» **Short task**:
Using the listing below, please gather every line containing the word "without".

» **Material supplied**:

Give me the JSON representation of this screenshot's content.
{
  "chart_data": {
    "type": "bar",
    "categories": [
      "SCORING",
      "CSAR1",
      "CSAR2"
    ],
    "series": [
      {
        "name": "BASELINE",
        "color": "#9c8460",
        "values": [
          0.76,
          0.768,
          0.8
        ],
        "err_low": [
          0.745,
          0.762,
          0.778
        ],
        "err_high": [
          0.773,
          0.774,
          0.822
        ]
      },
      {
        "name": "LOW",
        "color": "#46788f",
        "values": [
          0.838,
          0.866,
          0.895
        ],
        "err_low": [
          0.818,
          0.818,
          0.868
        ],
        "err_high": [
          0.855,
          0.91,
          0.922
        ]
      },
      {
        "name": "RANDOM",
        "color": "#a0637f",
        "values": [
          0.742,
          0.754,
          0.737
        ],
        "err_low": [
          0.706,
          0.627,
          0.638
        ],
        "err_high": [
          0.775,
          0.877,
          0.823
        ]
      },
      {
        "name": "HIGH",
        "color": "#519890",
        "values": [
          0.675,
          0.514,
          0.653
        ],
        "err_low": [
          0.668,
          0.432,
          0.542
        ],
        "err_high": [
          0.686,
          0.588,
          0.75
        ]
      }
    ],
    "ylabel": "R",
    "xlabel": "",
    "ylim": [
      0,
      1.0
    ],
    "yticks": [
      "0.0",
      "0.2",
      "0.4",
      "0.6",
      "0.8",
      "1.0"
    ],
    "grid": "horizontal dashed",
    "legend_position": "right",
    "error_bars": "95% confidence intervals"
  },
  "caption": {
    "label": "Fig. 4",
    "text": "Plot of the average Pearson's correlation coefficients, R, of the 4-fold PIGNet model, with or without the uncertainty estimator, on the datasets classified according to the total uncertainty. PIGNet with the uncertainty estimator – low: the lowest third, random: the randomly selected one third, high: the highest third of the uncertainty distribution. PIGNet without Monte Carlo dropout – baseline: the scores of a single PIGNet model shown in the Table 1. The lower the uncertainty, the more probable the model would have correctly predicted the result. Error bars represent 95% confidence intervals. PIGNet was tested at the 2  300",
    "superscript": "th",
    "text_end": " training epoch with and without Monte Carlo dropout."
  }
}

---

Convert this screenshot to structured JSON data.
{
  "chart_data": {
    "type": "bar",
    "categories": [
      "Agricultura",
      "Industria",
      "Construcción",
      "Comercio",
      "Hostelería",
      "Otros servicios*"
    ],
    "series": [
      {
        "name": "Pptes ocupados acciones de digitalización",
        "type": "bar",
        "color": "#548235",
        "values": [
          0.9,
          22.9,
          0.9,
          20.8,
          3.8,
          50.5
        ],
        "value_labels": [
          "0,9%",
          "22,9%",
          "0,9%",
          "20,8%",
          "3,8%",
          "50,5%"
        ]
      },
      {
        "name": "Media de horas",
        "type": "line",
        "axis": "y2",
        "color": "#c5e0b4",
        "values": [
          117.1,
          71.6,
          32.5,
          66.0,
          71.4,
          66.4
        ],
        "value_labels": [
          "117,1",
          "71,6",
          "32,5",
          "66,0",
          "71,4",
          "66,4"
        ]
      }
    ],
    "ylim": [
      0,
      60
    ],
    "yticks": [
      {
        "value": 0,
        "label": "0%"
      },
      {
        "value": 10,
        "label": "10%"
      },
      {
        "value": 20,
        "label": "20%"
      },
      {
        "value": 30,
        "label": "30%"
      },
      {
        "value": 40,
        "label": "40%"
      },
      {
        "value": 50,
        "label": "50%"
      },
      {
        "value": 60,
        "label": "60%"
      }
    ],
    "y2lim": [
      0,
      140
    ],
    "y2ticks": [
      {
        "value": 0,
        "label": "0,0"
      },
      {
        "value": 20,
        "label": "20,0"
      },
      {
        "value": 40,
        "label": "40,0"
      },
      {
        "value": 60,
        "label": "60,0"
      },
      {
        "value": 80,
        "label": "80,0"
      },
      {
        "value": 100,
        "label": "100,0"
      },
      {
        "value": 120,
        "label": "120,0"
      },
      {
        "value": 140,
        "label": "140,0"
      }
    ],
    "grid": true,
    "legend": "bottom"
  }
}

--

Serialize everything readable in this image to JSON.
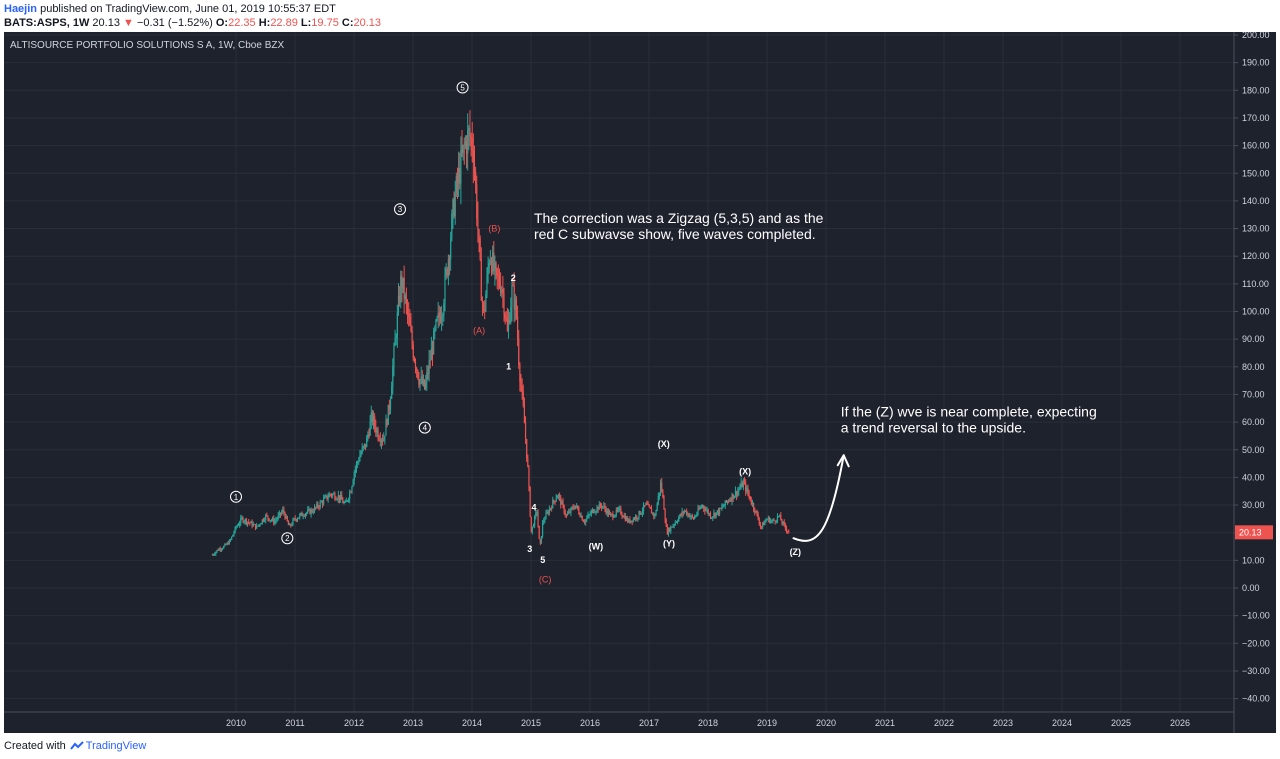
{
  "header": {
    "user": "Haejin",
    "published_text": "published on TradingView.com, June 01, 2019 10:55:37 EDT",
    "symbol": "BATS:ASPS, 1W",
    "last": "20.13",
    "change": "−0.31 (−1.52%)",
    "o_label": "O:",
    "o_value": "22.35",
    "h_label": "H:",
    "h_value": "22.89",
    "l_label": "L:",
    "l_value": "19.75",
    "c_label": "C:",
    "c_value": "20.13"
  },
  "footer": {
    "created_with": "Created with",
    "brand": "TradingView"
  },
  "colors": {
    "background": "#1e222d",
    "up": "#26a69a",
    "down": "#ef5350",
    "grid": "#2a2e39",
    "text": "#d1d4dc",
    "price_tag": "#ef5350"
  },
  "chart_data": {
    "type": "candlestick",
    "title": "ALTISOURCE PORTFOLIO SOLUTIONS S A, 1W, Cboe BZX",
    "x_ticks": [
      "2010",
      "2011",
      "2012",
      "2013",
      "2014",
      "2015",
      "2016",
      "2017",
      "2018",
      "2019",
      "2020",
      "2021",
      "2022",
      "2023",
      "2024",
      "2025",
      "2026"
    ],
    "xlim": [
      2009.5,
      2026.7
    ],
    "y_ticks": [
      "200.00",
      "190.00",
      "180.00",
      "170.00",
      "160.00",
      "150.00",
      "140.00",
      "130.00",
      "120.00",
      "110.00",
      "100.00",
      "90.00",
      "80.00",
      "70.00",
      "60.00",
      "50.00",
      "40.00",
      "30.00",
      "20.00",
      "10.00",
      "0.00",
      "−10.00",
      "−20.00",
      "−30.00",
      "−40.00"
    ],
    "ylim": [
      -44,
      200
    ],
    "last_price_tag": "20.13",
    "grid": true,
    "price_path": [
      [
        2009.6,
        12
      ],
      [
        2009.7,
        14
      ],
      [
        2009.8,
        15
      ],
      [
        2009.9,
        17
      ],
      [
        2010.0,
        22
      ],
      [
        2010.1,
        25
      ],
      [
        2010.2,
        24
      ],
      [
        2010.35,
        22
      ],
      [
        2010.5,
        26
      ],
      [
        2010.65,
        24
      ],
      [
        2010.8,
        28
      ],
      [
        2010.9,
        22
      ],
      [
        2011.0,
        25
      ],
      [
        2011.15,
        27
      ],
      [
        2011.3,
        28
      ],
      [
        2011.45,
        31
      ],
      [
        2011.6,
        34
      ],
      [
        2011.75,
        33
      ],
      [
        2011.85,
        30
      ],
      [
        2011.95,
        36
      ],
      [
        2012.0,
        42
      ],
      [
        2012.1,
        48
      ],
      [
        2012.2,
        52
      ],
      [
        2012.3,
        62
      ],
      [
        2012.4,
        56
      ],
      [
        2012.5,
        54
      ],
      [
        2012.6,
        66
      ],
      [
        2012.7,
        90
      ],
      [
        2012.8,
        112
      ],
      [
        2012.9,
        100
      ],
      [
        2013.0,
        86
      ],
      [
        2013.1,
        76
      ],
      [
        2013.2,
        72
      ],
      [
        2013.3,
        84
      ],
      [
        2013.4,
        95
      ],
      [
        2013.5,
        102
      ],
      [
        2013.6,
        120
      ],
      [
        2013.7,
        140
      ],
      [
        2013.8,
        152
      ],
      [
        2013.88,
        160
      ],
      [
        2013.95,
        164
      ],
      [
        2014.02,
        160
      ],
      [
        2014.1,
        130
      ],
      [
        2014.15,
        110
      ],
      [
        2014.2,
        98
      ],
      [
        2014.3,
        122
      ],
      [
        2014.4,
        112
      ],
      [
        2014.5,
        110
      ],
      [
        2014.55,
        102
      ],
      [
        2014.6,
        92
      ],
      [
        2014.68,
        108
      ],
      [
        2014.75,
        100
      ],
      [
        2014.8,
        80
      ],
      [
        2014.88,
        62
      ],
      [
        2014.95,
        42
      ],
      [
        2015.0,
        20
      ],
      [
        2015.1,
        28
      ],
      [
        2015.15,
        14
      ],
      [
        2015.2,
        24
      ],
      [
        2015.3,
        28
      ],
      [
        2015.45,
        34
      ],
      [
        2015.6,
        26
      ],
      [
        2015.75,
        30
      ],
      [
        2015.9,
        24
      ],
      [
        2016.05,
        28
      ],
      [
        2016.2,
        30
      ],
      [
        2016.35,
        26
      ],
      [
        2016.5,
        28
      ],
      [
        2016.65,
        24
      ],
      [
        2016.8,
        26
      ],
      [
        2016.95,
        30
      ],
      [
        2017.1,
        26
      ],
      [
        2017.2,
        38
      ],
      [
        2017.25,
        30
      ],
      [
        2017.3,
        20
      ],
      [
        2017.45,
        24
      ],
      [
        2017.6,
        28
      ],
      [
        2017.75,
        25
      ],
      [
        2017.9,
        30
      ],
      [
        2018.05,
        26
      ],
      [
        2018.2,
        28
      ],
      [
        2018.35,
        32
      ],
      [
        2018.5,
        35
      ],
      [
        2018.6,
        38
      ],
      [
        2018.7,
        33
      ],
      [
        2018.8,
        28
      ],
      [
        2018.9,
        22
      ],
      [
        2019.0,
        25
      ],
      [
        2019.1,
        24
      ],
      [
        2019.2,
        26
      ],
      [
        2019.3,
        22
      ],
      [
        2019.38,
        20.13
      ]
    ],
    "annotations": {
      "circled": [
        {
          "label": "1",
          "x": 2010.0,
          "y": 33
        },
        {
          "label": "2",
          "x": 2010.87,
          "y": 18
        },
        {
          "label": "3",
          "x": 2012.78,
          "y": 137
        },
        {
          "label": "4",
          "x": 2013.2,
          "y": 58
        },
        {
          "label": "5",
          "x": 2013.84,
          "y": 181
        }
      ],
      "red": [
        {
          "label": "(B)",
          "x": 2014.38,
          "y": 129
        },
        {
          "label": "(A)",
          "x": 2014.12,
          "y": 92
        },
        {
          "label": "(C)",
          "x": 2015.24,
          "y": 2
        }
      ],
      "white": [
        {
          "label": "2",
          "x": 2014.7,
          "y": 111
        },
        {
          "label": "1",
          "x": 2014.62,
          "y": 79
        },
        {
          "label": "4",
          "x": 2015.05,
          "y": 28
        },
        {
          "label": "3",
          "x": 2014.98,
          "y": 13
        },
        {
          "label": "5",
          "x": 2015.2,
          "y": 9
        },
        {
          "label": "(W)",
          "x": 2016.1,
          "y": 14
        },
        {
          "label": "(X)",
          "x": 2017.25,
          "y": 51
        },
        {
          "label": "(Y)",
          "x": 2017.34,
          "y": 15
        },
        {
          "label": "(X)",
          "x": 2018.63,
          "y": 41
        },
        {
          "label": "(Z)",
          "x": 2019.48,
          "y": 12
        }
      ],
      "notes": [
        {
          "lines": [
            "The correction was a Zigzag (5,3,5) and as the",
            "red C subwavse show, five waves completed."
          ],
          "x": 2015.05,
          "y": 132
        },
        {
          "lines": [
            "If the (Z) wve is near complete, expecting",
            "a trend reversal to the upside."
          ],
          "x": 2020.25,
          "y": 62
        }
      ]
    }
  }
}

» **Response to this task**:
    "text": "Plot of the average Pearson's correlation coefficients, R, of the 4-fold PIGNet model, with or without the uncertainty estimator, on the datasets classified according to the total uncertainty. PIGNet with the uncertainty estimator – low: the lowest third, random: the randomly selected one third, high: the highest third of the uncertainty distribution. PIGNet without Monte Carlo dropout – baseline: the scores of a single PIGNet model shown in the Table 1. The lower the uncertainty, the more probable the model would have correctly predicted the result. Error bars represent 95% confidence intervals. PIGNet was tested at the 2  300",
    "text_end": " training epoch with and without Monte Carlo dropout."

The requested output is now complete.